* PROBLEM REQUIREMENTS *
Return every line of the data below that includes the string "Actions".

■ ■ ■ ■

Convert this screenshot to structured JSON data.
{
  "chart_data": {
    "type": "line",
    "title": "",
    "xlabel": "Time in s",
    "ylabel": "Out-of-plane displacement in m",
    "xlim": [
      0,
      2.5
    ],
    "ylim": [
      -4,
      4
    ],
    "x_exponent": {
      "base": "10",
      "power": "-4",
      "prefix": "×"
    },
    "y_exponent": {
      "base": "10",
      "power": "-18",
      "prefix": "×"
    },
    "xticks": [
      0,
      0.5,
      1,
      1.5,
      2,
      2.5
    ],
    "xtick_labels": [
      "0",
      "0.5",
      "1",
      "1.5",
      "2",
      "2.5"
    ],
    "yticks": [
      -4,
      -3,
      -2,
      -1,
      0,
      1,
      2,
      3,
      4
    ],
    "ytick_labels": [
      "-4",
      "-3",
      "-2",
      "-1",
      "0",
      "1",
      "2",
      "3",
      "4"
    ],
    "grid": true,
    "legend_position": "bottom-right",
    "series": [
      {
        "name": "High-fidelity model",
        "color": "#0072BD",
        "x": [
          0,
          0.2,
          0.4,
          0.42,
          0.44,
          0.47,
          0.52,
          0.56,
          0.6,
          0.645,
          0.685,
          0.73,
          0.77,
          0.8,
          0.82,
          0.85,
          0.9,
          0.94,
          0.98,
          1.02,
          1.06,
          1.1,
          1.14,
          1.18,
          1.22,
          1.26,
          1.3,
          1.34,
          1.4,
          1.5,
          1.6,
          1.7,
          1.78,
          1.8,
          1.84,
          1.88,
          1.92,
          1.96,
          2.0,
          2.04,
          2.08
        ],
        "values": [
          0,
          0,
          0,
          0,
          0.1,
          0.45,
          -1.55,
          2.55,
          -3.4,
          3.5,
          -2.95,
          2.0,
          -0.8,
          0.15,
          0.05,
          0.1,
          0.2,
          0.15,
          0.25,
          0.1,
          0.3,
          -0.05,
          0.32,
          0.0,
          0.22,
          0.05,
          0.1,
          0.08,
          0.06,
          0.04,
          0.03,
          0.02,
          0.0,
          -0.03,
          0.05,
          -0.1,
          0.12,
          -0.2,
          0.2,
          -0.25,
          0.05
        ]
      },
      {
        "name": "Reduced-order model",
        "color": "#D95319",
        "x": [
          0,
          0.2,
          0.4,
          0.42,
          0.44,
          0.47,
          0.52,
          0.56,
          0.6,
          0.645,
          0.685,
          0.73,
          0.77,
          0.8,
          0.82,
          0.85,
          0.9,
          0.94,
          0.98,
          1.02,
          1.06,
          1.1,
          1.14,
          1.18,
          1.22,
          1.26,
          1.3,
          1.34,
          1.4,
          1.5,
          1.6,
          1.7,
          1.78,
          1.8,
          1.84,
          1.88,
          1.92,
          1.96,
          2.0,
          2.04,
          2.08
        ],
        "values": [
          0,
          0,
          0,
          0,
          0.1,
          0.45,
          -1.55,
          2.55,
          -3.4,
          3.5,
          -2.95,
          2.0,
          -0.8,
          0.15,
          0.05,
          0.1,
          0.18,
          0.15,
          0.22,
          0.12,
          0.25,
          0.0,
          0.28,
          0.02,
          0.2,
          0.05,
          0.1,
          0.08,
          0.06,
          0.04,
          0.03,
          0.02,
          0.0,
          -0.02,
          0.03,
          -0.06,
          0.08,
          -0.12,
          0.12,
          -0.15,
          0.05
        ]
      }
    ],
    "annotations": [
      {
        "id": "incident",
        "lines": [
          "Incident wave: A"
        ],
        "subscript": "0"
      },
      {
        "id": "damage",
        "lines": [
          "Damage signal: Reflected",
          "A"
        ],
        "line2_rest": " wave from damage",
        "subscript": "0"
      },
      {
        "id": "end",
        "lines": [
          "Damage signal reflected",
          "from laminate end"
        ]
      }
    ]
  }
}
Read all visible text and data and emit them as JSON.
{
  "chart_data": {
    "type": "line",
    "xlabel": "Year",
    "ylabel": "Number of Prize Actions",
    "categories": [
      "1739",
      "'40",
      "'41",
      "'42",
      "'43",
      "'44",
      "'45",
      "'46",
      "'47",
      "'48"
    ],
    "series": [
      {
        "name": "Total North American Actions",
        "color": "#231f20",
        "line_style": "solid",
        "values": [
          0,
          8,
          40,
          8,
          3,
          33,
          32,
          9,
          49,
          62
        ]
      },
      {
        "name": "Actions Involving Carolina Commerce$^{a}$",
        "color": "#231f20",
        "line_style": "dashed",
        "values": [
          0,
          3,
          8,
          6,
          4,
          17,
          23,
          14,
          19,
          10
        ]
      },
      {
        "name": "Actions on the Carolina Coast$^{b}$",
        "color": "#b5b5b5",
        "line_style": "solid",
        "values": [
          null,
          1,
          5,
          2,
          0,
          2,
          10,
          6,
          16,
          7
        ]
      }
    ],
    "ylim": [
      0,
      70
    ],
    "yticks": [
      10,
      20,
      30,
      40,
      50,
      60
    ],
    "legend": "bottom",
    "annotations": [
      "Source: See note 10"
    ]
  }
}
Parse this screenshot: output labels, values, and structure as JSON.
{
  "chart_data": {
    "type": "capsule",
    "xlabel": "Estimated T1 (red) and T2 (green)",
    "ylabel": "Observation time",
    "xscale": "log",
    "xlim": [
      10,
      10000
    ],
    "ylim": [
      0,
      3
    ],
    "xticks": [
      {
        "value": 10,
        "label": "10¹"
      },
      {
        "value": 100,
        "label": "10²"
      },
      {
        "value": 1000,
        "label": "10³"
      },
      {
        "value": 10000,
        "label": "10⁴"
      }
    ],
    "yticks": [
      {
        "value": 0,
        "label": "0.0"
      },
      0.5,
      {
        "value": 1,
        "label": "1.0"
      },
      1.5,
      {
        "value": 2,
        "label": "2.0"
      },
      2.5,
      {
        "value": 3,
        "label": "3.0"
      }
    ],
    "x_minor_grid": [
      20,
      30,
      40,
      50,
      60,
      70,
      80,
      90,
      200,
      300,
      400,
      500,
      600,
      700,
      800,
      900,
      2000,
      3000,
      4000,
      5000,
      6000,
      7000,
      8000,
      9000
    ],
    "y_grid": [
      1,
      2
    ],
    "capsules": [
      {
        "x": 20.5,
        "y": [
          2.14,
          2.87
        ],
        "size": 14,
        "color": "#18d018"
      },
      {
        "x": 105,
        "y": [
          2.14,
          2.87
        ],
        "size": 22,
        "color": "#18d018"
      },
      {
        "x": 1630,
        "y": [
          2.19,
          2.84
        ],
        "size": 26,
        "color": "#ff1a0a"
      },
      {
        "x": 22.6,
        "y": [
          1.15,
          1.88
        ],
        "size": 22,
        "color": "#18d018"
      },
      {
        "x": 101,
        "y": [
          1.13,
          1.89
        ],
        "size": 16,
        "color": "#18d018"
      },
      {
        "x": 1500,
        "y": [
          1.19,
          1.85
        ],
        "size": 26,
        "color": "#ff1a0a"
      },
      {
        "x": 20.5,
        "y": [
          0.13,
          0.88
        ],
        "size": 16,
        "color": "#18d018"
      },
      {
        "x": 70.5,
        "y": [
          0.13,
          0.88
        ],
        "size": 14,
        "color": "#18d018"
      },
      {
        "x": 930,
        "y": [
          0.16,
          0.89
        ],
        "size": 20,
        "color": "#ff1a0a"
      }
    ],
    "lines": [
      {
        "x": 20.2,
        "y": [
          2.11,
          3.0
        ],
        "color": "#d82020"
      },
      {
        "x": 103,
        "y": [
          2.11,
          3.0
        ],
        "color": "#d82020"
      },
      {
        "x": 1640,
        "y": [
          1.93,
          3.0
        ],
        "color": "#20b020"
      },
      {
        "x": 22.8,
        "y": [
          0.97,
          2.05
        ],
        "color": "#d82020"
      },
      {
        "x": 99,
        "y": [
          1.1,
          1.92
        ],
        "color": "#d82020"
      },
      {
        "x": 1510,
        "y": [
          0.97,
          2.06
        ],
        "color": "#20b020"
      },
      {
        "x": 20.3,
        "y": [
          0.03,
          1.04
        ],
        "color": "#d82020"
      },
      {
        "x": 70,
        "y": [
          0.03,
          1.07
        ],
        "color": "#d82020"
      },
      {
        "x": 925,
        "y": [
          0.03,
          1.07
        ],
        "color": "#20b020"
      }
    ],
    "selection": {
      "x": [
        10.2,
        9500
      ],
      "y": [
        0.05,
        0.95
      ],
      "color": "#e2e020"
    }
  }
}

■ ■ ■ ■

* WORKED ANSWER *
    "ylabel": "Number of Prize Actions",
        "name": "Total North American Actions",
        "name": "Actions Involving Carolina Commerce$^{a}$",
        "name": "Actions on the Carolina Coast$^{b}$",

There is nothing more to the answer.